(Extracts from a graphics dataset)
****************************************

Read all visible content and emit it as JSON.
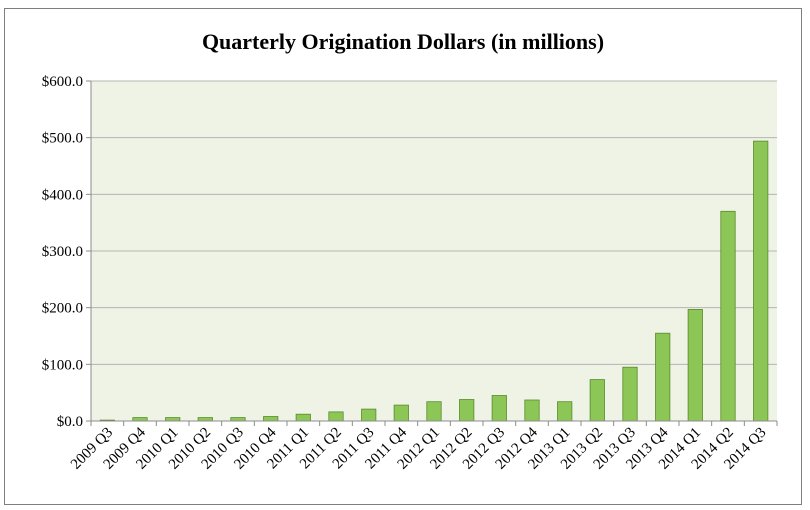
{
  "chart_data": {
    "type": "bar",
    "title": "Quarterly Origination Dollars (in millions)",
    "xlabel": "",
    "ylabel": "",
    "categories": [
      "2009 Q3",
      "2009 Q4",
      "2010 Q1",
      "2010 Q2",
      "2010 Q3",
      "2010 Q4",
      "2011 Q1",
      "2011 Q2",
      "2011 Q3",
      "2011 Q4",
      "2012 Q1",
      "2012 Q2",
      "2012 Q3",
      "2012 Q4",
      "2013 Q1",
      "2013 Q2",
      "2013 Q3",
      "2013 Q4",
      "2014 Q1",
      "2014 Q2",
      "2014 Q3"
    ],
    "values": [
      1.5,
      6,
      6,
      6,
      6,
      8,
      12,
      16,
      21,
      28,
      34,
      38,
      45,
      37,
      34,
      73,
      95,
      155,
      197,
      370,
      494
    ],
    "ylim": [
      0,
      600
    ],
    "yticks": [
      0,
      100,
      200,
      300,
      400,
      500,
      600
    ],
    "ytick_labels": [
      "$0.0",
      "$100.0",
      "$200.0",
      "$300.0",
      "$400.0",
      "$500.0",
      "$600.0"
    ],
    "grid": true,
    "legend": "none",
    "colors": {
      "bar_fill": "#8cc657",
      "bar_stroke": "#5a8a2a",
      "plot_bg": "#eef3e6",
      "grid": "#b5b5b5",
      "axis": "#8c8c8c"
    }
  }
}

****************************************

### Aim of the task:
Make a word-for-word copy of the entries, without any pictures.

### Task response:
Read all visible content and emit it as JSON.
{
  "chart_data": {
    "type": "bar",
    "title": "Quarterly Origination Dollars (in millions)",
    "xlabel": "",
    "ylabel": "",
    "categories": [
      "2009 Q3",
      "2009 Q4",
      "2010 Q1",
      "2010 Q2",
      "2010 Q3",
      "2010 Q4",
      "2011 Q1",
      "2011 Q2",
      "2011 Q3",
      "2011 Q4",
      "2012 Q1",
      "2012 Q2",
      "2012 Q3",
      "2012 Q4",
      "2013 Q1",
      "2013 Q2",
      "2013 Q3",
      "2013 Q4",
      "2014 Q1",
      "2014 Q2",
      "2014 Q3"
    ],
    "values": [
      1.5,
      6,
      6,
      6,
      6,
      8,
      12,
      16,
      21,
      28,
      34,
      38,
      45,
      37,
      34,
      73,
      95,
      155,
      197,
      370,
      494
    ],
    "ylim": [
      0,
      600
    ],
    "yticks": [
      0,
      100,
      200,
      300,
      400,
      500,
      600
    ],
    "ytick_labels": [
      "$0.0",
      "$100.0",
      "$200.0",
      "$300.0",
      "$400.0",
      "$500.0",
      "$600.0"
    ],
    "grid": true,
    "legend": "none",
    "colors": {
      "bar_fill": "#8cc657",
      "bar_stroke": "#5a8a2a",
      "plot_bg": "#eef3e6",
      "grid": "#b5b5b5",
      "axis": "#8c8c8c"
    }
  }
}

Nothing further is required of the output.